● **Directive**
Return exactly the lines that run from the one containing "What text is on this page?" to the end of the entries, with both ends included.

** Begin **

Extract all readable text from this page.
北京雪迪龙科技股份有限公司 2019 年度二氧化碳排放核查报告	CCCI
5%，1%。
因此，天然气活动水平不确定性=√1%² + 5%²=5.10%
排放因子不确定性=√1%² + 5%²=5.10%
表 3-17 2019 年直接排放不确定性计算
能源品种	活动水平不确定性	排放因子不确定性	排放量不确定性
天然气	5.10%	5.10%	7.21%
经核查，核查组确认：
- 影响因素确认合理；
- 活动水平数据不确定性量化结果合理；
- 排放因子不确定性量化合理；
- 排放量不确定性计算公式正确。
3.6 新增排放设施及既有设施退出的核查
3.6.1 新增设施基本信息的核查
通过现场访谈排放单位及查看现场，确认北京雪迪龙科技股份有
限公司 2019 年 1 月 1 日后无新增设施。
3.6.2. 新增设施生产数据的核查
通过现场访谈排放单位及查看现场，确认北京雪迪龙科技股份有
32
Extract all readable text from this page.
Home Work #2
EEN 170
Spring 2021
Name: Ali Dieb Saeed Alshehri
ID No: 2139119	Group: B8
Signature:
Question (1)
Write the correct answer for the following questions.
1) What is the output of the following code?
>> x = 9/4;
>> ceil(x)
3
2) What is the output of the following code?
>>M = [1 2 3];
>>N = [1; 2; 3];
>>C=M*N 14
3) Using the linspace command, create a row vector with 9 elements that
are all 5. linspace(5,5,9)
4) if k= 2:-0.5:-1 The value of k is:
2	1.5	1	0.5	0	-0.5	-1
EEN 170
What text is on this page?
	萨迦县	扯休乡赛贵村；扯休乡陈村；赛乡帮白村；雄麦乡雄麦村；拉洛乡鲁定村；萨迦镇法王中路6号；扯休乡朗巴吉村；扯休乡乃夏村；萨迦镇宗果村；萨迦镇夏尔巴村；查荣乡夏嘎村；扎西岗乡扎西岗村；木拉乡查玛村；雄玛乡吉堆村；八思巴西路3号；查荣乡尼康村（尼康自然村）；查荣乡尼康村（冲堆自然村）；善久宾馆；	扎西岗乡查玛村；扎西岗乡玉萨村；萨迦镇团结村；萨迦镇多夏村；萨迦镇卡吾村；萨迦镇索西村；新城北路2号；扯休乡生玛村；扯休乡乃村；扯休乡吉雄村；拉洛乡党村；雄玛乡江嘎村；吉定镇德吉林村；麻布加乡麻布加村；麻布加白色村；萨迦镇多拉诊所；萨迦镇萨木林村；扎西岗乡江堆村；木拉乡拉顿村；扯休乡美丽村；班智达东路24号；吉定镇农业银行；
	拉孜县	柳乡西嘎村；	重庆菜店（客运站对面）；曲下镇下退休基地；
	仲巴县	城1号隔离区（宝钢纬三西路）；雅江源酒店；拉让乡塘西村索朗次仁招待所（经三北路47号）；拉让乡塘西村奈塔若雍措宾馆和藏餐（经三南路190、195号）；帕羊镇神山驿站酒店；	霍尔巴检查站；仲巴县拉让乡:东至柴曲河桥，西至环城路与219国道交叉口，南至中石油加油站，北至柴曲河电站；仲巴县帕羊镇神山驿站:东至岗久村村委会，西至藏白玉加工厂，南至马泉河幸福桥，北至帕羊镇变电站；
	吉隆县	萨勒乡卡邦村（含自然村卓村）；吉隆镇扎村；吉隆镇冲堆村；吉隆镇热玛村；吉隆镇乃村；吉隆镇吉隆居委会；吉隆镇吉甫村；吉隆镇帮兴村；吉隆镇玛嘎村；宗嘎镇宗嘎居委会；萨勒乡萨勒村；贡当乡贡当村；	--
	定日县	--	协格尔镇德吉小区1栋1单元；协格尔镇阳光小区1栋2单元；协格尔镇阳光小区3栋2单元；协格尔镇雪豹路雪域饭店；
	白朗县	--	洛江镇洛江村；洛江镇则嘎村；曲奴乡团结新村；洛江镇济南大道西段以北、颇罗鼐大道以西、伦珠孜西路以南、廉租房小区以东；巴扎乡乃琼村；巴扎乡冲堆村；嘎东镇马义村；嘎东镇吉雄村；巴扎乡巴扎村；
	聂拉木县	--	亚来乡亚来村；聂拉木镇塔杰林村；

** End **

● **Written answer**
What text is on this page?
	萨迦县	扯休乡赛贵村；扯休乡陈村；赛乡帮白村；雄麦乡雄麦村；拉洛乡鲁定村；萨迦镇法王中路6号；扯休乡朗巴吉村；扯休乡乃夏村；萨迦镇宗果村；萨迦镇夏尔巴村；查荣乡夏嘎村；扎西岗乡扎西岗村；木拉乡查玛村；雄玛乡吉堆村；八思巴西路3号；查荣乡尼康村（尼康自然村）；查荣乡尼康村（冲堆自然村）；善久宾馆；	扎西岗乡查玛村；扎西岗乡玉萨村；萨迦镇团结村；萨迦镇多夏村；萨迦镇卡吾村；萨迦镇索西村；新城北路2号；扯休乡生玛村；扯休乡乃村；扯休乡吉雄村；拉洛乡党村；雄玛乡江嘎村；吉定镇德吉林村；麻布加乡麻布加村；麻布加白色村；萨迦镇多拉诊所；萨迦镇萨木林村；扎西岗乡江堆村；木拉乡拉顿村；扯休乡美丽村；班智达东路24号；吉定镇农业银行；
	拉孜县	柳乡西嘎村；	重庆菜店（客运站对面）；曲下镇下退休基地；
	仲巴县	城1号隔离区（宝钢纬三西路）；雅江源酒店；拉让乡塘西村索朗次仁招待所（经三北路47号）；拉让乡塘西村奈塔若雍措宾馆和藏餐（经三南路190、195号）；帕羊镇神山驿站酒店；	霍尔巴检查站；仲巴县拉让乡:东至柴曲河桥，西至环城路与219国道交叉口，南至中石油加油站，北至柴曲河电站；仲巴县帕羊镇神山驿站:东至岗久村村委会，西至藏白玉加工厂，南至马泉河幸福桥，北至帕羊镇变电站；
	吉隆县	萨勒乡卡邦村（含自然村卓村）；吉隆镇扎村；吉隆镇冲堆村；吉隆镇热玛村；吉隆镇乃村；吉隆镇吉隆居委会；吉隆镇吉甫村；吉隆镇帮兴村；吉隆镇玛嘎村；宗嘎镇宗嘎居委会；萨勒乡萨勒村；贡当乡贡当村；	--
	定日县	--	协格尔镇德吉小区1栋1单元；协格尔镇阳光小区1栋2单元；协格尔镇阳光小区3栋2单元；协格尔镇雪豹路雪域饭店；
	白朗县	--	洛江镇洛江村；洛江镇则嘎村；曲奴乡团结新村；洛江镇济南大道西段以北、颇罗鼐大道以西、伦珠孜西路以南、廉租房小区以东；巴扎乡乃琼村；巴扎乡冲堆村；嘎东镇马义村；嘎东镇吉雄村；巴扎乡巴扎村；
	聂拉木县	--	亚来乡亚来村；聂拉木镇塔杰林村；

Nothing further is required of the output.